_Requirement_
I'd like the data below restated word for word, with the pictures left out.

_Data supplied_
******************************

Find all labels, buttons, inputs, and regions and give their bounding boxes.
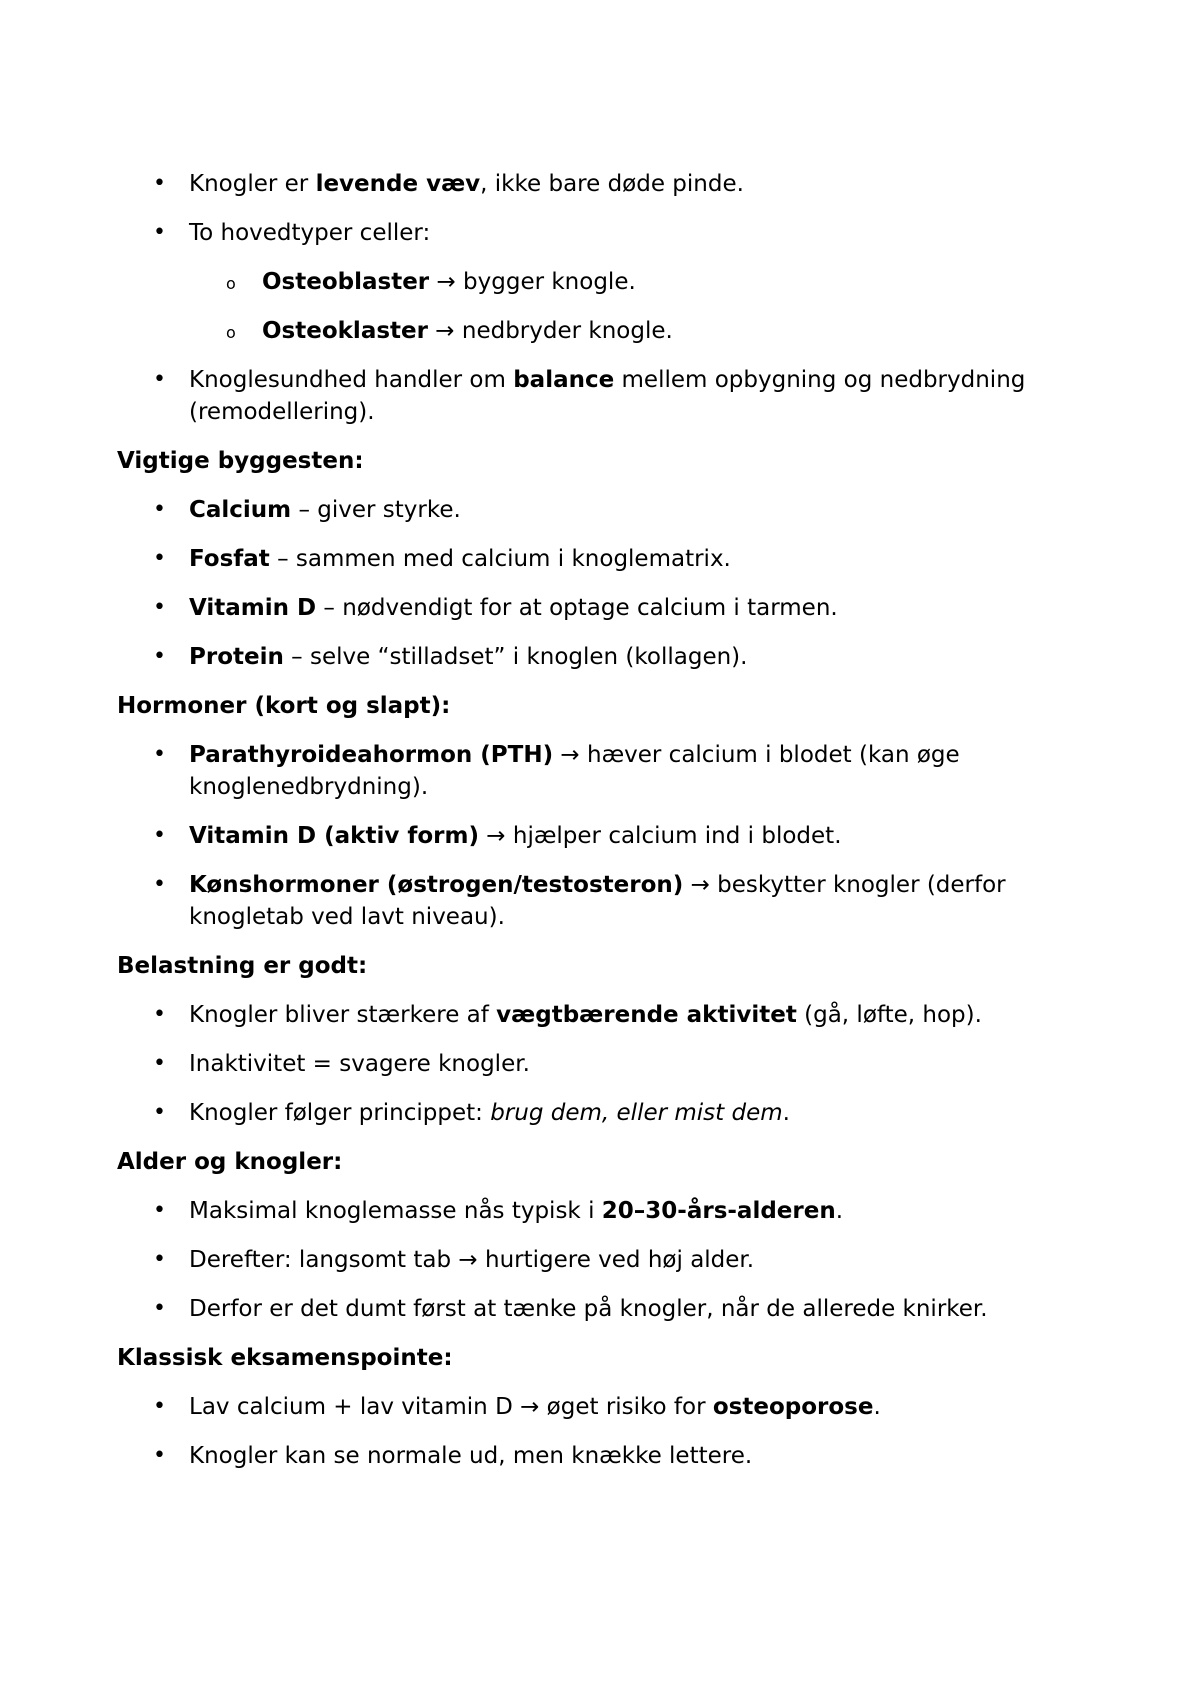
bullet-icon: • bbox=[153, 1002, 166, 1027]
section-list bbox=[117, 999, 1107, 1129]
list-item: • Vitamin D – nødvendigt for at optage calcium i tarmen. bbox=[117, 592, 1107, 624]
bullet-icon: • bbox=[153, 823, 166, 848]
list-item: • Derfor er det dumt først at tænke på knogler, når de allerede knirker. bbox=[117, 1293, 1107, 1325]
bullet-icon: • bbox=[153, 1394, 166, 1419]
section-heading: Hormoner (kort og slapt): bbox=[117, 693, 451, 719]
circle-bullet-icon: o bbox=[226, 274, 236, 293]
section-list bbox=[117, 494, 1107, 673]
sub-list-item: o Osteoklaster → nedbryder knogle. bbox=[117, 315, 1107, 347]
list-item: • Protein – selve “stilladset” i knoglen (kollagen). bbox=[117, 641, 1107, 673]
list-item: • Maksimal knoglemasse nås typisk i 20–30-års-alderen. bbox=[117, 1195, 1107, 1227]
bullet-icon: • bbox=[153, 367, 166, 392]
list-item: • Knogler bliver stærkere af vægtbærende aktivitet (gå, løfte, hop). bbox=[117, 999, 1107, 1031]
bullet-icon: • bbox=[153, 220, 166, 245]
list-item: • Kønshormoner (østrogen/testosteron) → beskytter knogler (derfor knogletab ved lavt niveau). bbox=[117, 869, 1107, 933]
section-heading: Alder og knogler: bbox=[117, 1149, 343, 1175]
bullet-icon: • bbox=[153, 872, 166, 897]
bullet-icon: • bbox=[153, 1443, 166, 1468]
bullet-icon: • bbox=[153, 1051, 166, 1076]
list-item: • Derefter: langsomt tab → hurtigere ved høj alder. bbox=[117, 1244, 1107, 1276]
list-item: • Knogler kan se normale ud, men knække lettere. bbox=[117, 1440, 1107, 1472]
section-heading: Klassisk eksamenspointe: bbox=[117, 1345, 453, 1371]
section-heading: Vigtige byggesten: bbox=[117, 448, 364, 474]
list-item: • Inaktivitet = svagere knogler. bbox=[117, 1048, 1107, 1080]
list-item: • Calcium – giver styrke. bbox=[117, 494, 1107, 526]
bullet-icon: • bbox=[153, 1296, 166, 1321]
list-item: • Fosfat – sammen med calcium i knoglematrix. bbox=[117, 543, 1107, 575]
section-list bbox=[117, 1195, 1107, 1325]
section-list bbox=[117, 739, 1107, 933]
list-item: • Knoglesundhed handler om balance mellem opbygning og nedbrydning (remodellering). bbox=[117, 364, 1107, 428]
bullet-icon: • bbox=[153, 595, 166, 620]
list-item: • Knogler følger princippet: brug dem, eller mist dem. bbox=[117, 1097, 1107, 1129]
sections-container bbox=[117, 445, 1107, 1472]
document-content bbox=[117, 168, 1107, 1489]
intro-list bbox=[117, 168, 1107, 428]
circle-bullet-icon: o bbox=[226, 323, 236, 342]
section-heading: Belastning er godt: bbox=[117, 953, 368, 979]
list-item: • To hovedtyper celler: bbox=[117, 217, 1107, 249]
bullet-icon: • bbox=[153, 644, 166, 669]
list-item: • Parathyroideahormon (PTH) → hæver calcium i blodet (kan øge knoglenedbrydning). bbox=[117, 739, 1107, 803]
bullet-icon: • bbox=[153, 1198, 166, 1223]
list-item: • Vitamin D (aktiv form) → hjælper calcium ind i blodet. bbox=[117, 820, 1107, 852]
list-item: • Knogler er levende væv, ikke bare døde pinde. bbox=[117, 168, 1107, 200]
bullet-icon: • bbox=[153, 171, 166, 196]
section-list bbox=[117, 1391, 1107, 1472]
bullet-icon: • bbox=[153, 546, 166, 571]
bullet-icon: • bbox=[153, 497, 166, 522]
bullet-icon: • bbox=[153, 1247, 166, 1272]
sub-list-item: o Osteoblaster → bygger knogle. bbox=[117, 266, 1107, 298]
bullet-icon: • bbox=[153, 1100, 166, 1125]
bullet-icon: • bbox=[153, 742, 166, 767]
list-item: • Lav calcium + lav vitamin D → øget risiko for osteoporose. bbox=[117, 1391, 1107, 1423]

******************************

_Written answer_
Find all labels, buttons, inputs, and regions and give their bounding boxes.
bullet-icon: • bbox=[153, 1002, 166, 1027]
section-list bbox=[117, 999, 1107, 1129]
list-item: • Vitamin D – nødvendigt for at optage calcium i tarmen. bbox=[117, 592, 1107, 624]
bullet-icon: • bbox=[153, 823, 166, 848]
list-item: • Derfor er det dumt først at tænke på knogler, når de allerede knirker. bbox=[117, 1293, 1107, 1325]
bullet-icon: • bbox=[153, 1394, 166, 1419]
section-heading: Hormoner (kort og slapt): bbox=[117, 693, 451, 719]
circle-bullet-icon: o bbox=[226, 274, 236, 293]
section-list bbox=[117, 494, 1107, 673]
sub-list-item: o Osteoklaster → nedbryder knogle. bbox=[117, 315, 1107, 347]
list-item: • Protein – selve “stilladset” i knoglen (kollagen). bbox=[117, 641, 1107, 673]
list-item: • Maksimal knoglemasse nås typisk i 20–30-års-alderen. bbox=[117, 1195, 1107, 1227]
bullet-icon: • bbox=[153, 367, 166, 392]
list-item: • Knogler bliver stærkere af vægtbærende aktivitet (gå, løfte, hop). bbox=[117, 999, 1107, 1031]
bullet-icon: • bbox=[153, 220, 166, 245]
list-item: • Kønshormoner (østrogen/testosteron) → beskytter knogler (derfor knogletab ved lavt niveau). bbox=[117, 869, 1107, 933]
section-heading: Alder og knogler: bbox=[117, 1149, 343, 1175]
bullet-icon: • bbox=[153, 872, 166, 897]
bullet-icon: • bbox=[153, 1443, 166, 1468]
bullet-icon: • bbox=[153, 1051, 166, 1076]
list-item: • Derefter: langsomt tab → hurtigere ved høj alder. bbox=[117, 1244, 1107, 1276]
list-item: • Knogler kan se normale ud, men knække lettere. bbox=[117, 1440, 1107, 1472]
section-heading: Klassisk eksamenspointe: bbox=[117, 1345, 453, 1371]
section-heading: Vigtige byggesten: bbox=[117, 448, 364, 474]
list-item: • Inaktivitet = svagere knogler. bbox=[117, 1048, 1107, 1080]
list-item: • Calcium – giver styrke. bbox=[117, 494, 1107, 526]
bullet-icon: • bbox=[153, 1296, 166, 1321]
list-item: • Fosfat – sammen med calcium i knoglematrix. bbox=[117, 543, 1107, 575]
section-list bbox=[117, 1195, 1107, 1325]
section-list bbox=[117, 739, 1107, 933]
list-item: • Knoglesundhed handler om balance mellem opbygning og nedbrydning (remodellering). bbox=[117, 364, 1107, 428]
bullet-icon: • bbox=[153, 595, 166, 620]
list-item: • Knogler følger princippet: brug dem, eller mist dem. bbox=[117, 1097, 1107, 1129]
sections-container bbox=[117, 445, 1107, 1472]
document-content bbox=[117, 168, 1107, 1489]
intro-list bbox=[117, 168, 1107, 428]
circle-bullet-icon: o bbox=[226, 323, 236, 342]
section-heading: Belastning er godt: bbox=[117, 953, 368, 979]
list-item: • To hovedtyper celler: bbox=[117, 217, 1107, 249]
bullet-icon: • bbox=[153, 644, 166, 669]
list-item: • Parathyroideahormon (PTH) → hæver calcium i blodet (kan øge knoglenedbrydning). bbox=[117, 739, 1107, 803]
bullet-icon: • bbox=[153, 1198, 166, 1223]
list-item: • Vitamin D (aktiv form) → hjælper calcium ind i blodet. bbox=[117, 820, 1107, 852]
list-item: • Knogler er levende væv, ikke bare døde pinde. bbox=[117, 168, 1107, 200]
bullet-icon: • bbox=[153, 171, 166, 196]
section-list bbox=[117, 1391, 1107, 1472]
bullet-icon: • bbox=[153, 546, 166, 571]
bullet-icon: • bbox=[153, 497, 166, 522]
bullet-icon: • bbox=[153, 1247, 166, 1272]
sub-list-item: o Osteoblaster → bygger knogle. bbox=[117, 266, 1107, 298]
bullet-icon: • bbox=[153, 1100, 166, 1125]
bullet-icon: • bbox=[153, 742, 166, 767]
list-item: • Lav calcium + lav vitamin D → øget risiko for osteoporose. bbox=[117, 1391, 1107, 1423]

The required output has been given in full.